What you should do →
Look for the string "forecast" and copy every line that has it.
-------- Records shown --------
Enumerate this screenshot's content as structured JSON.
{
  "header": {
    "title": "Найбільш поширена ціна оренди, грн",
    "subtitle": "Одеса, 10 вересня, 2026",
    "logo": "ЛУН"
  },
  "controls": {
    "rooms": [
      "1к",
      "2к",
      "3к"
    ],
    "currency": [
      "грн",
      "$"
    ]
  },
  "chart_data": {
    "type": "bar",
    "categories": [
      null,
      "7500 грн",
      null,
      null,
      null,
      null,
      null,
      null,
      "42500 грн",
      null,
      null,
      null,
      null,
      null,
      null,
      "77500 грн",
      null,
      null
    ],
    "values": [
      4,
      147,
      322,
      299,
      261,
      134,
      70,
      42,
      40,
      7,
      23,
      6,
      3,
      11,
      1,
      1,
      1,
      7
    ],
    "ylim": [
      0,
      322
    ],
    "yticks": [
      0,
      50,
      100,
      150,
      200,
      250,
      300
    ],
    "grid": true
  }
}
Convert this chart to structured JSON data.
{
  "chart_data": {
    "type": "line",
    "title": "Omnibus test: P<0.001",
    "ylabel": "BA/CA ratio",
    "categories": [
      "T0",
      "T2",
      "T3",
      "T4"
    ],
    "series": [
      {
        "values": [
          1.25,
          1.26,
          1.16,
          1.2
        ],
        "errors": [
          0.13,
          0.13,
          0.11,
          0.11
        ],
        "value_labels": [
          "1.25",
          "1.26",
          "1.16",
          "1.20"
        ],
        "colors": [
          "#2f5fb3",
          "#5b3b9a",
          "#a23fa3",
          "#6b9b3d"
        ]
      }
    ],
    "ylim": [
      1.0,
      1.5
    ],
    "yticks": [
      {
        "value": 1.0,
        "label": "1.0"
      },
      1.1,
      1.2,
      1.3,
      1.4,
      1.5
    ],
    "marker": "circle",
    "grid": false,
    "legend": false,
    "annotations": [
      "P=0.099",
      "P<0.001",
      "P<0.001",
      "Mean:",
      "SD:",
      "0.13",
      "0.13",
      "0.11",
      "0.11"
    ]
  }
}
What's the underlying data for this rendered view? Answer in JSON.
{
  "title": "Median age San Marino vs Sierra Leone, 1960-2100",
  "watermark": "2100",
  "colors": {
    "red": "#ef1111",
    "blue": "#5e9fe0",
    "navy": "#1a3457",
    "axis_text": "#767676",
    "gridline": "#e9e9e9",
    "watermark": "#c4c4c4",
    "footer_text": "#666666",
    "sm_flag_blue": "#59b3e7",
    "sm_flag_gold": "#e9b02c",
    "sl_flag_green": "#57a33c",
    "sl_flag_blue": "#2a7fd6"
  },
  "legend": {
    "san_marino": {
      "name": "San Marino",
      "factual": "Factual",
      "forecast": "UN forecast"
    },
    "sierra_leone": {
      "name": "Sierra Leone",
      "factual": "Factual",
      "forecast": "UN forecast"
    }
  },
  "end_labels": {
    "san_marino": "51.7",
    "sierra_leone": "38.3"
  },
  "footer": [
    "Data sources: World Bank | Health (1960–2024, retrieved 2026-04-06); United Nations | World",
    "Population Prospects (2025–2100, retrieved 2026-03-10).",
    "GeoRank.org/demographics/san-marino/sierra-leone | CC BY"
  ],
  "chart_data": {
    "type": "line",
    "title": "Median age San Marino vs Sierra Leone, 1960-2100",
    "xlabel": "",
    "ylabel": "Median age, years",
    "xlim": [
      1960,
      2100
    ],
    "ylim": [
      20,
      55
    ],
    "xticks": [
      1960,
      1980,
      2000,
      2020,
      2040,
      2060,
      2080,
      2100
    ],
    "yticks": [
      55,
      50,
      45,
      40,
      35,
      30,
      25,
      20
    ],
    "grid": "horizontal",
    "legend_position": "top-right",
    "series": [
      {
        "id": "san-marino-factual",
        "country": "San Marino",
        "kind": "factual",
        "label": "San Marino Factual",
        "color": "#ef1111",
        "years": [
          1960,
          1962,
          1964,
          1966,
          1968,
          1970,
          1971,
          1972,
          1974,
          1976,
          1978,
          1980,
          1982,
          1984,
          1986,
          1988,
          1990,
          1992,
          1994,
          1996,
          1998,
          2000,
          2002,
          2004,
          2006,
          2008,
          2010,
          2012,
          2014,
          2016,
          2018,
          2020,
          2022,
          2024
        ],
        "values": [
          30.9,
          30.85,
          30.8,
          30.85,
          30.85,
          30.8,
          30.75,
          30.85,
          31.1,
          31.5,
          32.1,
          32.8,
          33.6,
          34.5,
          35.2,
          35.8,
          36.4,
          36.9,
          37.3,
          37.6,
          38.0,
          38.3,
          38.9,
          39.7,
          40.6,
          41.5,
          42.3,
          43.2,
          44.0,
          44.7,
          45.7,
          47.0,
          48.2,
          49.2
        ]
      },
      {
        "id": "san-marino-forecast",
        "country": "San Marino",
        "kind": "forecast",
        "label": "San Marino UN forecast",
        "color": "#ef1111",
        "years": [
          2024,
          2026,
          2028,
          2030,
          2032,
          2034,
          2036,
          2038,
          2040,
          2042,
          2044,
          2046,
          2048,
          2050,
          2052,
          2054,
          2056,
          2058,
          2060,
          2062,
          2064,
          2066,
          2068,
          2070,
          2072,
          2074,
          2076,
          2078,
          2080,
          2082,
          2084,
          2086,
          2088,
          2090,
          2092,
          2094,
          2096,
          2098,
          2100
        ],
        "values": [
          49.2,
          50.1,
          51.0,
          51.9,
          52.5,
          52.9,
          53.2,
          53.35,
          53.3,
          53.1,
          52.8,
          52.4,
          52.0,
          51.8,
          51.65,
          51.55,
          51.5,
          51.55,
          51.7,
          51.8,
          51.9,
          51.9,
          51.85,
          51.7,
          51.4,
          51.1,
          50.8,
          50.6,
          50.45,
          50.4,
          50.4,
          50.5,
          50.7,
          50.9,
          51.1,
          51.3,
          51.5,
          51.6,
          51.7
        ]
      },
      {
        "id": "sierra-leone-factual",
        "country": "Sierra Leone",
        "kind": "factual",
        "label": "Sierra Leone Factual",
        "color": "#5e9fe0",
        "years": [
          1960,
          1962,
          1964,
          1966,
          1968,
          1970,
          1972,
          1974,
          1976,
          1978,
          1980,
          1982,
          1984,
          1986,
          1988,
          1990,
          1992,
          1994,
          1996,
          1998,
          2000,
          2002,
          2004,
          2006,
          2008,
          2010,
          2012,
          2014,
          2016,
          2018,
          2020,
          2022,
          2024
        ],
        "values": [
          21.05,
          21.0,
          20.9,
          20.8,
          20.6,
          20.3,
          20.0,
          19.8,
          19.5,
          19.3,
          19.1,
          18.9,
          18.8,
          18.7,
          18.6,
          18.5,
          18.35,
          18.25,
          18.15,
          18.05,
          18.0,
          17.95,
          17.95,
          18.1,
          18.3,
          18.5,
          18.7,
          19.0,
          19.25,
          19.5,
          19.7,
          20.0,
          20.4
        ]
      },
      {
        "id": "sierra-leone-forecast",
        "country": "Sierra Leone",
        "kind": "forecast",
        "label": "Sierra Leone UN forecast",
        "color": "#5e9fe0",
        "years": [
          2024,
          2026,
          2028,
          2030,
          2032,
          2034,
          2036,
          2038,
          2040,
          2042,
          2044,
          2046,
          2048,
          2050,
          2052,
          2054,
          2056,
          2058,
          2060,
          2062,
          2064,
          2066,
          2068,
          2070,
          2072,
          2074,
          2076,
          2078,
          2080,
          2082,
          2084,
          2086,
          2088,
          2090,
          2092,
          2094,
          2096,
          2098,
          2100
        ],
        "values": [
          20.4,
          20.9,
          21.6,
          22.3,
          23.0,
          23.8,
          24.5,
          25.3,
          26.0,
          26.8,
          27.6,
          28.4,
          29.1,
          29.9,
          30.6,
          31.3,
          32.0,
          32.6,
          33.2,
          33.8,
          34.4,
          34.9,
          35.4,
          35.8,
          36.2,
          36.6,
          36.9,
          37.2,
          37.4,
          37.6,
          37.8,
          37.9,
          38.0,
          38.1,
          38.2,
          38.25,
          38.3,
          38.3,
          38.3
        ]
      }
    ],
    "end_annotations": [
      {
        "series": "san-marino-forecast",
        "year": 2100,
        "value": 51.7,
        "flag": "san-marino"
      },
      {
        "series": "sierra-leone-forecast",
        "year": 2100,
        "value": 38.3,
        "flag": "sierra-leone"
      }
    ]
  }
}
--------
Finished exercise →
      "forecast": "UN forecast"
      "forecast": "UN forecast"
        "id": "san-marino-forecast",
        "kind": "forecast",
        "label": "San Marino UN forecast",
        "id": "sierra-leone-forecast",
        "kind": "forecast",
        "label": "Sierra Leone UN forecast",
        "series": "san-marino-forecast",
        "series": "sierra-leone-forecast",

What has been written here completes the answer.